- Work task:
The answer must be the full listing, repeated exactly.

- Exercise input:
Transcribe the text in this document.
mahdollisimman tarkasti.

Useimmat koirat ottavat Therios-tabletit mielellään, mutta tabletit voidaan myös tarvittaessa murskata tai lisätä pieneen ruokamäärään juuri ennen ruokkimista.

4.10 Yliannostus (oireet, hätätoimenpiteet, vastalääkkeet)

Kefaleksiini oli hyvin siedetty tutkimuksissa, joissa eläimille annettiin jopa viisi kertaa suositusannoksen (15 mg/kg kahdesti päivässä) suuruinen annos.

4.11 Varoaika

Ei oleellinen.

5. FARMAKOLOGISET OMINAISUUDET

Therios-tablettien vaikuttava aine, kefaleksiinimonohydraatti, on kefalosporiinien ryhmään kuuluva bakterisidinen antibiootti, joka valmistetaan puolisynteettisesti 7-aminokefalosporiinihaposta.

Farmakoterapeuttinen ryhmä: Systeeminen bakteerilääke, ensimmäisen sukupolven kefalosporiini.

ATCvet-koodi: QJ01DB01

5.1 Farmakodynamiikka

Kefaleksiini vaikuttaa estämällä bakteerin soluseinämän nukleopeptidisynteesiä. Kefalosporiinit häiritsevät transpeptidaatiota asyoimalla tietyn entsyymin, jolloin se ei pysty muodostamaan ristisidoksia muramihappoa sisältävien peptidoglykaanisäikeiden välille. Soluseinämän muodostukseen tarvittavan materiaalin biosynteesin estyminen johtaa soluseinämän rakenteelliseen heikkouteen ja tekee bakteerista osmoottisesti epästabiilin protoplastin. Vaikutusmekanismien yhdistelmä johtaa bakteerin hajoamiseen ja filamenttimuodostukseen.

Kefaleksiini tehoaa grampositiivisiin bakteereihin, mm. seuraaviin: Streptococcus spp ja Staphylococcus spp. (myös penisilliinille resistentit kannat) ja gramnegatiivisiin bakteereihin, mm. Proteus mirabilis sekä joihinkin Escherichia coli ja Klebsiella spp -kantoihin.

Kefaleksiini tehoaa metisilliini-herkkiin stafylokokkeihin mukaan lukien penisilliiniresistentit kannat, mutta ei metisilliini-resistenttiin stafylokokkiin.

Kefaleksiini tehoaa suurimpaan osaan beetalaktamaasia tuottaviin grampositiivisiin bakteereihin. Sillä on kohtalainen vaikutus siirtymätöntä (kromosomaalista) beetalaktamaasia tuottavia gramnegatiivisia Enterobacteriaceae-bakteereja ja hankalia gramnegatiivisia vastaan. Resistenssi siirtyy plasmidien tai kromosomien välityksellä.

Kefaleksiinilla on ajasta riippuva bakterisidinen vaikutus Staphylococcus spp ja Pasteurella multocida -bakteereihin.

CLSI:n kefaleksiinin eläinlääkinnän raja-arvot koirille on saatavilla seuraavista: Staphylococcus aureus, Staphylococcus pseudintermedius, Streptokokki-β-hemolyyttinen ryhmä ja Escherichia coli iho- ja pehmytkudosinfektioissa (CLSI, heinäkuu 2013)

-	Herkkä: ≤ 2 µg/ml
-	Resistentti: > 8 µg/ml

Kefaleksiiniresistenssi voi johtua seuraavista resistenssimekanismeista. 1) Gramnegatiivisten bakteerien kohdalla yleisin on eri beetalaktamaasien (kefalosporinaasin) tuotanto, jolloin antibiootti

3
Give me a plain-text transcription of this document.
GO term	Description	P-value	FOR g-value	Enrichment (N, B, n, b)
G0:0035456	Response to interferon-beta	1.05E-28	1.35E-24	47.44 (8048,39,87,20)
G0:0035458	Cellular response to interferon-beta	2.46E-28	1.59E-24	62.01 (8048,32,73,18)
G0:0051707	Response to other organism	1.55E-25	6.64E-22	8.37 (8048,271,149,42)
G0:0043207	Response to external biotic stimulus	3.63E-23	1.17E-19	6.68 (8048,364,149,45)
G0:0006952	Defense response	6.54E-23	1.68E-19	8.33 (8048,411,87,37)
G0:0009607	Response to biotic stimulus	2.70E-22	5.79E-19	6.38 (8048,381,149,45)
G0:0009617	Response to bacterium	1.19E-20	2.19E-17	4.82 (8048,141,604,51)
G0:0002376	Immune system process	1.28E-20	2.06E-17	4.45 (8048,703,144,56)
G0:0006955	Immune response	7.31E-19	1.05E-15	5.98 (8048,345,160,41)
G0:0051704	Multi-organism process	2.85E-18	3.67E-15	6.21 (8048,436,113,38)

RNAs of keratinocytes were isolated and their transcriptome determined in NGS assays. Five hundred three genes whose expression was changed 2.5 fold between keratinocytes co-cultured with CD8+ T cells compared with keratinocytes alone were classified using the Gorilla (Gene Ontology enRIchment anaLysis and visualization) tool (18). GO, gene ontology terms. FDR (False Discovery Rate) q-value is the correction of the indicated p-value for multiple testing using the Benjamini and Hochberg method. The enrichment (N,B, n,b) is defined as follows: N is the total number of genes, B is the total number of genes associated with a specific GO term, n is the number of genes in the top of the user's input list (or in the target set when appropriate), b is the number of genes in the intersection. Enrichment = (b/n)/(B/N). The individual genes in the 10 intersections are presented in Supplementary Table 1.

- Output:
Transcribe the text in this document.
mahdollisimman tarkasti.

Useimmat koirat ottavat Therios-tabletit mielellään, mutta tabletit voidaan myös tarvittaessa murskata tai lisätä pieneen ruokamäärään juuri ennen ruokkimista.

4.10 Yliannostus (oireet, hätätoimenpiteet, vastalääkkeet)

Kefaleksiini oli hyvin siedetty tutkimuksissa, joissa eläimille annettiin jopa viisi kertaa suositusannoksen (15 mg/kg kahdesti päivässä) suuruinen annos.

4.11 Varoaika

Ei oleellinen.

5. FARMAKOLOGISET OMINAISUUDET

Therios-tablettien vaikuttava aine, kefaleksiinimonohydraatti, on kefalosporiinien ryhmään kuuluva bakterisidinen antibiootti, joka valmistetaan puolisynteettisesti 7-aminokefalosporiinihaposta.

Farmakoterapeuttinen ryhmä: Systeeminen bakteerilääke, ensimmäisen sukupolven kefalosporiini.

ATCvet-koodi: QJ01DB01

5.1 Farmakodynamiikka

Kefaleksiini vaikuttaa estämällä bakteerin soluseinämän nukleopeptidisynteesiä. Kefalosporiinit häiritsevät transpeptidaatiota asyoimalla tietyn entsyymin, jolloin se ei pysty muodostamaan ristisidoksia muramihappoa sisältävien peptidoglykaanisäikeiden välille. Soluseinämän muodostukseen tarvittavan materiaalin biosynteesin estyminen johtaa soluseinämän rakenteelliseen heikkouteen ja tekee bakteerista osmoottisesti epästabiilin protoplastin. Vaikutusmekanismien yhdistelmä johtaa bakteerin hajoamiseen ja filamenttimuodostukseen.

Kefaleksiini tehoaa grampositiivisiin bakteereihin, mm. seuraaviin: Streptococcus spp ja Staphylococcus spp. (myös penisilliinille resistentit kannat) ja gramnegatiivisiin bakteereihin, mm. Proteus mirabilis sekä joihinkin Escherichia coli ja Klebsiella spp -kantoihin.

Kefaleksiini tehoaa metisilliini-herkkiin stafylokokkeihin mukaan lukien penisilliiniresistentit kannat, mutta ei metisilliini-resistenttiin stafylokokkiin.

Kefaleksiini tehoaa suurimpaan osaan beetalaktamaasia tuottaviin grampositiivisiin bakteereihin. Sillä on kohtalainen vaikutus siirtymätöntä (kromosomaalista) beetalaktamaasia tuottavia gramnegatiivisia Enterobacteriaceae-bakteereja ja hankalia gramnegatiivisia vastaan. Resistenssi siirtyy plasmidien tai kromosomien välityksellä.

Kefaleksiinilla on ajasta riippuva bakterisidinen vaikutus Staphylococcus spp ja Pasteurella multocida -bakteereihin.

CLSI:n kefaleksiinin eläinlääkinnän raja-arvot koirille on saatavilla seuraavista: Staphylococcus aureus, Staphylococcus pseudintermedius, Streptokokki-β-hemolyyttinen ryhmä ja Escherichia coli iho- ja pehmytkudosinfektioissa (CLSI, heinäkuu 2013)

-	Herkkä: ≤ 2 µg/ml
-	Resistentti: > 8 µg/ml

Kefaleksiiniresistenssi voi johtua seuraavista resistenssimekanismeista. 1) Gramnegatiivisten bakteerien kohdalla yleisin on eri beetalaktamaasien (kefalosporinaasin) tuotanto, jolloin antibiootti

3
Give me a plain-text transcription of this document.
GO term	Description	P-value	FOR g-value	Enrichment (N, B, n, b)
G0:0035456	Response to interferon-beta	1.05E-28	1.35E-24	47.44 (8048,39,87,20)
G0:0035458	Cellular response to interferon-beta	2.46E-28	1.59E-24	62.01 (8048,32,73,18)
G0:0051707	Response to other organism	1.55E-25	6.64E-22	8.37 (8048,271,149,42)
G0:0043207	Response to external biotic stimulus	3.63E-23	1.17E-19	6.68 (8048,364,149,45)
G0:0006952	Defense response	6.54E-23	1.68E-19	8.33 (8048,411,87,37)
G0:0009607	Response to biotic stimulus	2.70E-22	5.79E-19	6.38 (8048,381,149,45)
G0:0009617	Response to bacterium	1.19E-20	2.19E-17	4.82 (8048,141,604,51)
G0:0002376	Immune system process	1.28E-20	2.06E-17	4.45 (8048,703,144,56)
G0:0006955	Immune response	7.31E-19	1.05E-15	5.98 (8048,345,160,41)
G0:0051704	Multi-organism process	2.85E-18	3.67E-15	6.21 (8048,436,113,38)

RNAs of keratinocytes were isolated and their transcriptome determined in NGS assays. Five hundred three genes whose expression was changed 2.5 fold between keratinocytes co-cultured with CD8+ T cells compared with keratinocytes alone were classified using the Gorilla (Gene Ontology enRIchment anaLysis and visualization) tool (18). GO, gene ontology terms. FDR (False Discovery Rate) q-value is the correction of the indicated p-value for multiple testing using the Benjamini and Hochberg method. The enrichment (N,B, n,b) is defined as follows: N is the total number of genes, B is the total number of genes associated with a specific GO term, n is the number of genes in the top of the user's input list (or in the target set when appropriate), b is the number of genes in the intersection. Enrichment = (b/n)/(B/N). The individual genes in the 10 intersections are presented in Supplementary Table 1.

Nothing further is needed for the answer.